### The problem
Print the entries below in their entirety, exactly as they are written.

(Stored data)

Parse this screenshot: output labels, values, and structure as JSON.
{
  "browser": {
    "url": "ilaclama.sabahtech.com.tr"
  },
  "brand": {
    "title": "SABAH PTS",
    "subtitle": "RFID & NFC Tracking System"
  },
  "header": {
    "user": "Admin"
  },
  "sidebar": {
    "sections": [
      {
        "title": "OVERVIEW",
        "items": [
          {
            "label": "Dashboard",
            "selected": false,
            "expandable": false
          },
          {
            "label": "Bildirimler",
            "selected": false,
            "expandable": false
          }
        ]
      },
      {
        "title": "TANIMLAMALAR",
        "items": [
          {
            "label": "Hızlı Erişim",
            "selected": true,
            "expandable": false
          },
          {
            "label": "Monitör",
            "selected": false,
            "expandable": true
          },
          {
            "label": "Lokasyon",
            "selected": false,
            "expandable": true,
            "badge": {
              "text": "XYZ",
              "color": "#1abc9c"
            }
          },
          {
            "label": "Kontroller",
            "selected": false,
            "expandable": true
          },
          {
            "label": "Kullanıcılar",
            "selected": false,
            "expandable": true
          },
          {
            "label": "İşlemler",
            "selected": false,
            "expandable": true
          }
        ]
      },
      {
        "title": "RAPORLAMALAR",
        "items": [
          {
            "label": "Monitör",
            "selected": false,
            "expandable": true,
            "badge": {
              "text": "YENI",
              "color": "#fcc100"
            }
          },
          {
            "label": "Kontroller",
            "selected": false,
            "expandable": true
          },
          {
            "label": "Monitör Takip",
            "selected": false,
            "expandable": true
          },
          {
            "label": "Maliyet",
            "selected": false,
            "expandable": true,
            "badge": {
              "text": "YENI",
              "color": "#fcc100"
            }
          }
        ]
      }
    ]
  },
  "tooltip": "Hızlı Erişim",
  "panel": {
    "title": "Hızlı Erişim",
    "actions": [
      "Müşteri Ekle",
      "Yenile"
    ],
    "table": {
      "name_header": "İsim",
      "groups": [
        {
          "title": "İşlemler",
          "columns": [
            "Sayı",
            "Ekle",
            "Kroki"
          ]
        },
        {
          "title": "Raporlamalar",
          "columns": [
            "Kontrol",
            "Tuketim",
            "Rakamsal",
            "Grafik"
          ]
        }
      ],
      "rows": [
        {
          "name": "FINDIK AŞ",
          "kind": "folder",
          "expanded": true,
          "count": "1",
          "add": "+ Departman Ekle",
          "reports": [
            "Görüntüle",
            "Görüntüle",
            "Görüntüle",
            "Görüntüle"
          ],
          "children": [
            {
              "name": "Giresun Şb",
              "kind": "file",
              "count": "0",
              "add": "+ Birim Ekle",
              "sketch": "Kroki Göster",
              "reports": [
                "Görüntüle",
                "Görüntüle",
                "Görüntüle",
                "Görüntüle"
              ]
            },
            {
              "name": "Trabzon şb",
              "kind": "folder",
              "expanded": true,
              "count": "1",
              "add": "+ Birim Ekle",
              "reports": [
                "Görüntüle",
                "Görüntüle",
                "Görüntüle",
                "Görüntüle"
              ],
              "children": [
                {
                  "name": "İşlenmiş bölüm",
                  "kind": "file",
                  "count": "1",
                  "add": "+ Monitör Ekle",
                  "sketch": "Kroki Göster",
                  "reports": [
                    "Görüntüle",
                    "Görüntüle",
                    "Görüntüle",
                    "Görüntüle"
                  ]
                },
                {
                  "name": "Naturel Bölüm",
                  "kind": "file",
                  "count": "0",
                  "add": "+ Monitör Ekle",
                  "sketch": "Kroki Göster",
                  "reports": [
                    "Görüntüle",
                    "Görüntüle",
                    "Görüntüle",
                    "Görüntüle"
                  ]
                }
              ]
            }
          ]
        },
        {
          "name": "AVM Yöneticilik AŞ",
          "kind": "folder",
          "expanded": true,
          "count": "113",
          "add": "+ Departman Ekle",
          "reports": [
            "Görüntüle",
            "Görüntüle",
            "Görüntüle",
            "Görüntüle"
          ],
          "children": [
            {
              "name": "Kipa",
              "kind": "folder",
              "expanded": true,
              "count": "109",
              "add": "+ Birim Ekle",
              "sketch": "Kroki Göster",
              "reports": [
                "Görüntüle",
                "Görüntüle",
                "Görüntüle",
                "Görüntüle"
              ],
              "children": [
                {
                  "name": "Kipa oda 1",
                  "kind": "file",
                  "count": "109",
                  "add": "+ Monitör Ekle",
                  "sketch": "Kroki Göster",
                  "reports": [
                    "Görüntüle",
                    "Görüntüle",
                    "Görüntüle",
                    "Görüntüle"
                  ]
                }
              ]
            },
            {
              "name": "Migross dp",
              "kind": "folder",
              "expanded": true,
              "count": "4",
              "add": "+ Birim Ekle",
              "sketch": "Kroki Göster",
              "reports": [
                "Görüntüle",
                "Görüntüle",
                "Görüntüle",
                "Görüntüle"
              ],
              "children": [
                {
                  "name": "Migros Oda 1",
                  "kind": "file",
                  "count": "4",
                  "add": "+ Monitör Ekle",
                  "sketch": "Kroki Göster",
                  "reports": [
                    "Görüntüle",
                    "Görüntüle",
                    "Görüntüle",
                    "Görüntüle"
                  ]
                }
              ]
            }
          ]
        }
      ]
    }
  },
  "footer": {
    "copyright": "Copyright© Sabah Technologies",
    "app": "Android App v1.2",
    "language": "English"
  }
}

### Task output
Parse this screenshot: output labels, values, and structure as JSON.
{
  "browser": {
    "url": "ilaclama.sabahtech.com.tr"
  },
  "brand": {
    "title": "SABAH PTS",
    "subtitle": "RFID & NFC Tracking System"
  },
  "header": {
    "user": "Admin"
  },
  "sidebar": {
    "sections": [
      {
        "title": "OVERVIEW",
        "items": [
          {
            "label": "Dashboard",
            "selected": false,
            "expandable": false
          },
          {
            "label": "Bildirimler",
            "selected": false,
            "expandable": false
          }
        ]
      },
      {
        "title": "TANIMLAMALAR",
        "items": [
          {
            "label": "Hızlı Erişim",
            "selected": true,
            "expandable": false
          },
          {
            "label": "Monitör",
            "selected": false,
            "expandable": true
          },
          {
            "label": "Lokasyon",
            "selected": false,
            "expandable": true,
            "badge": {
              "text": "XYZ",
              "color": "#1abc9c"
            }
          },
          {
            "label": "Kontroller",
            "selected": false,
            "expandable": true
          },
          {
            "label": "Kullanıcılar",
            "selected": false,
            "expandable": true
          },
          {
            "label": "İşlemler",
            "selected": false,
            "expandable": true
          }
        ]
      },
      {
        "title": "RAPORLAMALAR",
        "items": [
          {
            "label": "Monitör",
            "selected": false,
            "expandable": true,
            "badge": {
              "text": "YENI",
              "color": "#fcc100"
            }
          },
          {
            "label": "Kontroller",
            "selected": false,
            "expandable": true
          },
          {
            "label": "Monitör Takip",
            "selected": false,
            "expandable": true
          },
          {
            "label": "Maliyet",
            "selected": false,
            "expandable": true,
            "badge": {
              "text": "YENI",
              "color": "#fcc100"
            }
          }
        ]
      }
    ]
  },
  "tooltip": "Hızlı Erişim",
  "panel": {
    "title": "Hızlı Erişim",
    "actions": [
      "Müşteri Ekle",
      "Yenile"
    ],
    "table": {
      "name_header": "İsim",
      "groups": [
        {
          "title": "İşlemler",
          "columns": [
            "Sayı",
            "Ekle",
            "Kroki"
          ]
        },
        {
          "title": "Raporlamalar",
          "columns": [
            "Kontrol",
            "Tuketim",
            "Rakamsal",
            "Grafik"
          ]
        }
      ],
      "rows": [
        {
          "name": "FINDIK AŞ",
          "kind": "folder",
          "expanded": true,
          "count": "1",
          "add": "+ Departman Ekle",
          "reports": [
            "Görüntüle",
            "Görüntüle",
            "Görüntüle",
            "Görüntüle"
          ],
          "children": [
            {
              "name": "Giresun Şb",
              "kind": "file",
              "count": "0",
              "add": "+ Birim Ekle",
              "sketch": "Kroki Göster",
              "reports": [
                "Görüntüle",
                "Görüntüle",
                "Görüntüle",
                "Görüntüle"
              ]
            },
            {
              "name": "Trabzon şb",
              "kind": "folder",
              "expanded": true,
              "count": "1",
              "add": "+ Birim Ekle",
              "reports": [
                "Görüntüle",
                "Görüntüle",
                "Görüntüle",
                "Görüntüle"
              ],
              "children": [
                {
                  "name": "İşlenmiş bölüm",
                  "kind": "file",
                  "count": "1",
                  "add": "+ Monitör Ekle",
                  "sketch": "Kroki Göster",
                  "reports": [
                    "Görüntüle",
                    "Görüntüle",
                    "Görüntüle",
                    "Görüntüle"
                  ]
                },
                {
                  "name": "Naturel Bölüm",
                  "kind": "file",
                  "count": "0",
                  "add": "+ Monitör Ekle",
                  "sketch": "Kroki Göster",
                  "reports": [
                    "Görüntüle",
                    "Görüntüle",
                    "Görüntüle",
                    "Görüntüle"
                  ]
                }
              ]
            }
          ]
        },
        {
          "name": "AVM Yöneticilik AŞ",
          "kind": "folder",
          "expanded": true,
          "count": "113",
          "add": "+ Departman Ekle",
          "reports": [
            "Görüntüle",
            "Görüntüle",
            "Görüntüle",
            "Görüntüle"
          ],
          "children": [
            {
              "name": "Kipa",
              "kind": "folder",
              "expanded": true,
              "count": "109",
              "add": "+ Birim Ekle",
              "sketch": "Kroki Göster",
              "reports": [
                "Görüntüle",
                "Görüntüle",
                "Görüntüle",
                "Görüntüle"
              ],
              "children": [
                {
                  "name": "Kipa oda 1",
                  "kind": "file",
                  "count": "109",
                  "add": "+ Monitör Ekle",
                  "sketch": "Kroki Göster",
                  "reports": [
                    "Görüntüle",
                    "Görüntüle",
                    "Görüntüle",
                    "Görüntüle"
                  ]
                }
              ]
            },
            {
              "name": "Migross dp",
              "kind": "folder",
              "expanded": true,
              "count": "4",
              "add": "+ Birim Ekle",
              "sketch": "Kroki Göster",
              "reports": [
                "Görüntüle",
                "Görüntüle",
                "Görüntüle",
                "Görüntüle"
              ],
              "children": [
                {
                  "name": "Migros Oda 1",
                  "kind": "file",
                  "count": "4",
                  "add": "+ Monitör Ekle",
                  "sketch": "Kroki Göster",
                  "reports": [
                    "Görüntüle",
                    "Görüntüle",
                    "Görüntüle",
                    "Görüntüle"
                  ]
                }
              ]
            }
          ]
        }
      ]
    }
  },
  "footer": {
    "copyright": "Copyright© Sabah Technologies",
    "app": "Android App v1.2",
    "language": "English"
  }
}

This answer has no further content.